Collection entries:
↓

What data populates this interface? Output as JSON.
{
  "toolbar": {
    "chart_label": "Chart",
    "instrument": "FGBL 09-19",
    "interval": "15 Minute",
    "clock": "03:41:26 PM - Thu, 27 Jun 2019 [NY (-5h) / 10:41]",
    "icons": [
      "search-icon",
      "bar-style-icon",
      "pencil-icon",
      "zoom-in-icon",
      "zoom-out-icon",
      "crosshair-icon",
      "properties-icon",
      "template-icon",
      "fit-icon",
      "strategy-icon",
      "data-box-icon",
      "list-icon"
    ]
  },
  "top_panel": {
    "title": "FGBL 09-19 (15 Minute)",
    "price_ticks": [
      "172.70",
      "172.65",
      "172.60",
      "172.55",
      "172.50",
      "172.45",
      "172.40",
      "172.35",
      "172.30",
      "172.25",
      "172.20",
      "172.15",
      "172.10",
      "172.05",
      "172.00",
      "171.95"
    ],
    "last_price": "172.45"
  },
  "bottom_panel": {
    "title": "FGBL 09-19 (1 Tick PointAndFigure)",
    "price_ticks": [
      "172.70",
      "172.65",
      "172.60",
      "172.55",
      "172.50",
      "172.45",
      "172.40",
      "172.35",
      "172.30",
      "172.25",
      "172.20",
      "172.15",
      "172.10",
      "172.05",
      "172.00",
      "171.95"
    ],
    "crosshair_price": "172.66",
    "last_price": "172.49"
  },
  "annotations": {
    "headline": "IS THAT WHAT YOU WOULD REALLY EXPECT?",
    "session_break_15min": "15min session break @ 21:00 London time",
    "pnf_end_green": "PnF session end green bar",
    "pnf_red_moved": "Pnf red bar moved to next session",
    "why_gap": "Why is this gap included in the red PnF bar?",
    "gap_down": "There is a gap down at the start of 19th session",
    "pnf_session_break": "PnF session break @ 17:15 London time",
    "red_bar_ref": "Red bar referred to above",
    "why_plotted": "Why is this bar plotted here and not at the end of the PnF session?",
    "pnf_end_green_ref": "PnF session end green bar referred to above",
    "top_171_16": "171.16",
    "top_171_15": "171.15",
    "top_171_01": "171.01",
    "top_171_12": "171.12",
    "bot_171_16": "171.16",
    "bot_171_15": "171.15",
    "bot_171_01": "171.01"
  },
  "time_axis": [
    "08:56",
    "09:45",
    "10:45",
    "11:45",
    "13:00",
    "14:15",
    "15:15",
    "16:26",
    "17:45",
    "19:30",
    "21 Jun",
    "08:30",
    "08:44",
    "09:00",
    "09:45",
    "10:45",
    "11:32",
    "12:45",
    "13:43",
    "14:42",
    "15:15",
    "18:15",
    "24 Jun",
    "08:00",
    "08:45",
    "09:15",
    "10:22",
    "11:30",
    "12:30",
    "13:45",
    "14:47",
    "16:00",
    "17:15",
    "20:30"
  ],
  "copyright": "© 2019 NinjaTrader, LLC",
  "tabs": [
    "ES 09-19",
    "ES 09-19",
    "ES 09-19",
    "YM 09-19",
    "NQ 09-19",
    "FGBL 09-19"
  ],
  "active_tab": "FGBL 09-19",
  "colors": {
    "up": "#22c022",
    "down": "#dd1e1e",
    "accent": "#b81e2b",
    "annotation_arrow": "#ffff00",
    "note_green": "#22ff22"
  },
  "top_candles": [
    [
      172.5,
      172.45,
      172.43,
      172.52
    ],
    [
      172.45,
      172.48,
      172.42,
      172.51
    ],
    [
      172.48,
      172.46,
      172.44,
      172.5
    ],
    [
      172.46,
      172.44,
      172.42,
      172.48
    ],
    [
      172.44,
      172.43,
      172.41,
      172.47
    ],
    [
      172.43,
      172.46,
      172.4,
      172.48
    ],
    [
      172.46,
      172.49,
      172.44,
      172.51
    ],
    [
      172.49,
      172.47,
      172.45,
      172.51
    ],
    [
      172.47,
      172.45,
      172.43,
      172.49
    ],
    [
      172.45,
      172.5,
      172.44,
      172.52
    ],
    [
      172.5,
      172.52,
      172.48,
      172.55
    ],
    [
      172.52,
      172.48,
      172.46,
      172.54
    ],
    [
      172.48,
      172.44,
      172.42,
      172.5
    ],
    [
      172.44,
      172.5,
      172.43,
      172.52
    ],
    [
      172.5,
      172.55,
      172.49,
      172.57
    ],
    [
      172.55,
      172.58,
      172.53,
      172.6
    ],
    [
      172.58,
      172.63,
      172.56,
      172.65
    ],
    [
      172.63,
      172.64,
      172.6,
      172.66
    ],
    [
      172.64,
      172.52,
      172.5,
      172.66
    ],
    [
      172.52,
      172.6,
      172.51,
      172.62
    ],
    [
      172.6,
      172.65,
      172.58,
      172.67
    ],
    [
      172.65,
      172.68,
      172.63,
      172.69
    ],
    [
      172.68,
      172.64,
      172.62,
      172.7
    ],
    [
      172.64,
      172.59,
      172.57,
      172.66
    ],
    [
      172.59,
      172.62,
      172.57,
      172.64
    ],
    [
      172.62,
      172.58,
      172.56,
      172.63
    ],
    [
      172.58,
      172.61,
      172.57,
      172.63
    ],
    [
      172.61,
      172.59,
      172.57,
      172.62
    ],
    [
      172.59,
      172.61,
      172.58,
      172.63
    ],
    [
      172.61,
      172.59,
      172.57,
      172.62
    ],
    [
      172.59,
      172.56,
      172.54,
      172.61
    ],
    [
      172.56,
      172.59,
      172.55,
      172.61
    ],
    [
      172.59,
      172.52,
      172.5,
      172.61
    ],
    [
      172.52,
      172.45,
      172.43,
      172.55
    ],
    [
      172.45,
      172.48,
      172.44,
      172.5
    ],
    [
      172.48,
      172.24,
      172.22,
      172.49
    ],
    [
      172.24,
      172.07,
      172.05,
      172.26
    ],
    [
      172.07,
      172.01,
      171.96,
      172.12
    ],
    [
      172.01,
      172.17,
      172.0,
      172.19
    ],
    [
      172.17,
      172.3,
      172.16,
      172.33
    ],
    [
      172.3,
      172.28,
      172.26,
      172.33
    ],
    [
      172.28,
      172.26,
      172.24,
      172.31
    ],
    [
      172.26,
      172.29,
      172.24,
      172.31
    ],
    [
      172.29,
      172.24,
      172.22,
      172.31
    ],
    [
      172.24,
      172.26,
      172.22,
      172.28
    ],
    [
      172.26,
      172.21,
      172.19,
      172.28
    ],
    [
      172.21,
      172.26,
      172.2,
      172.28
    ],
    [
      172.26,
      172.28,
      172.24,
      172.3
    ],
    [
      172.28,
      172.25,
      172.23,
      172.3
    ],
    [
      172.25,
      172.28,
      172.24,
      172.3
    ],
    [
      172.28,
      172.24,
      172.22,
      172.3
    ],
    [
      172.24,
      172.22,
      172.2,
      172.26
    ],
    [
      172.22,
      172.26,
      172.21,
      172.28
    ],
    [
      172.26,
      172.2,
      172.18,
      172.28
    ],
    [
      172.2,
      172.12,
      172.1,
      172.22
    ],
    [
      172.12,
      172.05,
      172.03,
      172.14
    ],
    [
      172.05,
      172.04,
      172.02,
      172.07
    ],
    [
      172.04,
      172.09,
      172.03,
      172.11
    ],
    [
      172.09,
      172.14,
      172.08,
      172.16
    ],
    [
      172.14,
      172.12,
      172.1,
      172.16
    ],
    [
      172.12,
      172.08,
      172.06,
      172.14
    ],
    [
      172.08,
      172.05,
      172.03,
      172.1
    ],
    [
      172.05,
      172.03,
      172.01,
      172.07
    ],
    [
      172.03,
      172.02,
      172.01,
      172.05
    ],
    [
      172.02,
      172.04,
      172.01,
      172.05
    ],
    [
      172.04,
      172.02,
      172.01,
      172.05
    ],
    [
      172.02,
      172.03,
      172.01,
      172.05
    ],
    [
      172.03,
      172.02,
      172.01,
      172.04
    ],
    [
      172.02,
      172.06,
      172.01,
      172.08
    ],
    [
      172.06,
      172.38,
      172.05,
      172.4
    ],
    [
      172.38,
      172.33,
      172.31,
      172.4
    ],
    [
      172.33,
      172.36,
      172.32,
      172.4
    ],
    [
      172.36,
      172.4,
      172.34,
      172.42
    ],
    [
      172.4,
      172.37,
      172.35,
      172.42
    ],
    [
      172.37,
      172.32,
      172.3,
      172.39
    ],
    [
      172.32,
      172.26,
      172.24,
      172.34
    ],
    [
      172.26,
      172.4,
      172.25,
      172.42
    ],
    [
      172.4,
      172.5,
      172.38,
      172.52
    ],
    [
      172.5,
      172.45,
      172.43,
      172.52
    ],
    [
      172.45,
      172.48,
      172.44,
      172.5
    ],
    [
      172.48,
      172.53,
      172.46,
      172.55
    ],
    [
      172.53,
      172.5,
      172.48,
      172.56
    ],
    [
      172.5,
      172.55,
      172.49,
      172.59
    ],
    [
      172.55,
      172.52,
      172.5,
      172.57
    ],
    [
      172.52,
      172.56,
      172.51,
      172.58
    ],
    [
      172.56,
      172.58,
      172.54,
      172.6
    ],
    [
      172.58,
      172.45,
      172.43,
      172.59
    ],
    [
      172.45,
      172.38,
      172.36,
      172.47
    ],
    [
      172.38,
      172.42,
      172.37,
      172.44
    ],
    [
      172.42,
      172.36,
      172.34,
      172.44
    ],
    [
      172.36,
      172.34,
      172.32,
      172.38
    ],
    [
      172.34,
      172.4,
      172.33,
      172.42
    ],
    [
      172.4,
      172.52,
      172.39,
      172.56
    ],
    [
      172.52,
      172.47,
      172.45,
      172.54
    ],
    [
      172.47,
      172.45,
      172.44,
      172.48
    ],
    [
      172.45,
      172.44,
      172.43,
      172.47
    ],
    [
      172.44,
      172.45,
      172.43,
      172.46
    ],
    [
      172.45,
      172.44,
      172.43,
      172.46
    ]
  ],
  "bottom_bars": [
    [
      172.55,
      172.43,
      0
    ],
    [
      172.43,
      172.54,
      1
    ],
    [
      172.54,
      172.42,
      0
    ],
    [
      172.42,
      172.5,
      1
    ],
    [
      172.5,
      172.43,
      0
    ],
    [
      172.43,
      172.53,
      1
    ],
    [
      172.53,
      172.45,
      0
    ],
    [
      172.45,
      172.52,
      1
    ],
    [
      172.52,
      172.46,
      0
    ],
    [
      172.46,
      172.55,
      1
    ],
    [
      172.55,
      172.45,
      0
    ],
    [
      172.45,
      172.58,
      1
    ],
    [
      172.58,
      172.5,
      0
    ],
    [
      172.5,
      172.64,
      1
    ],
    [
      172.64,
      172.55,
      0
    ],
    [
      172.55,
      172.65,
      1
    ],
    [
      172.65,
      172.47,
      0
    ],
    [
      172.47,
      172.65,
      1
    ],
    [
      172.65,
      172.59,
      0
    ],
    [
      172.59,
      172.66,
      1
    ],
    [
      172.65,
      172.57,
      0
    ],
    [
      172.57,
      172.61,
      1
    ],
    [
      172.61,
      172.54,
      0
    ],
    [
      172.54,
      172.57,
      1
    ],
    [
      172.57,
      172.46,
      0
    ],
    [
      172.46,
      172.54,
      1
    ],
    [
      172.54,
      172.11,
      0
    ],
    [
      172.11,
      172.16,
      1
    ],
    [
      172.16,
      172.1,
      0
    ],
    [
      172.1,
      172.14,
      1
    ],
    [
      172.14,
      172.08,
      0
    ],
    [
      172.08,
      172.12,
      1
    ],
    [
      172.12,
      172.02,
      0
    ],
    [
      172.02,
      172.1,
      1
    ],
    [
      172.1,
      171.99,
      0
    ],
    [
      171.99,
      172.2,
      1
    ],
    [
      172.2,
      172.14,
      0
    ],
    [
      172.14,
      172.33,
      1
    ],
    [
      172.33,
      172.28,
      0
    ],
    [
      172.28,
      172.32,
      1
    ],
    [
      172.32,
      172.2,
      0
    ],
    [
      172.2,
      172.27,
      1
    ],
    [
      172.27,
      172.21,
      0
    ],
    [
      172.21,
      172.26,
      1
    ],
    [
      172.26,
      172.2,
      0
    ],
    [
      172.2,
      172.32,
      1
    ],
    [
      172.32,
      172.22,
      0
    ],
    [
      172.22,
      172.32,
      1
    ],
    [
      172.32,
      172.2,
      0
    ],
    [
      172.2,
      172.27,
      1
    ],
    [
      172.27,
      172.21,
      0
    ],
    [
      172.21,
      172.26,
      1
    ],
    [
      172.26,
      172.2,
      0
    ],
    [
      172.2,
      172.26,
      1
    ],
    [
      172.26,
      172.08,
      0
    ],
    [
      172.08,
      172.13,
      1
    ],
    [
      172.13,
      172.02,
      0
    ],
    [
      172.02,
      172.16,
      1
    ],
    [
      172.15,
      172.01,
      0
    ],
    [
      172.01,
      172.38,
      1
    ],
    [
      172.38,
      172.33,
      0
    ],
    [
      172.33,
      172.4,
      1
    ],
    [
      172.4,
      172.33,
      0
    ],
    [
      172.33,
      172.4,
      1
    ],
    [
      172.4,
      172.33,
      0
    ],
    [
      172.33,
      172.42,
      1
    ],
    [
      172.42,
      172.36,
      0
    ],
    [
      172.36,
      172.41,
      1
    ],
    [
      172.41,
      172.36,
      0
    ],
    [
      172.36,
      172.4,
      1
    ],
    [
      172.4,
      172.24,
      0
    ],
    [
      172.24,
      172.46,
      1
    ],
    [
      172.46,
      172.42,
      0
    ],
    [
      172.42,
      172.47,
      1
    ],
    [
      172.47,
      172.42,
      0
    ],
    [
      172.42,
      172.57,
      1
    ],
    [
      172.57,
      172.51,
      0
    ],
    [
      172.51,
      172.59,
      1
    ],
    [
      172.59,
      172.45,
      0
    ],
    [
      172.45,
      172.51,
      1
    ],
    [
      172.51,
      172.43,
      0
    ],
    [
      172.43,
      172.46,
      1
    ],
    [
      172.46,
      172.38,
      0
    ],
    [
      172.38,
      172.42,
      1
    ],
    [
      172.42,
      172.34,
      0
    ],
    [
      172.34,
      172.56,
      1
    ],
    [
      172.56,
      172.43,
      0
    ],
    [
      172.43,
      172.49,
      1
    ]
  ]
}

↑

● Work to complete
State the number of lines in this listing that contain the string "session", and add nothing else.

● Response to the exercise
7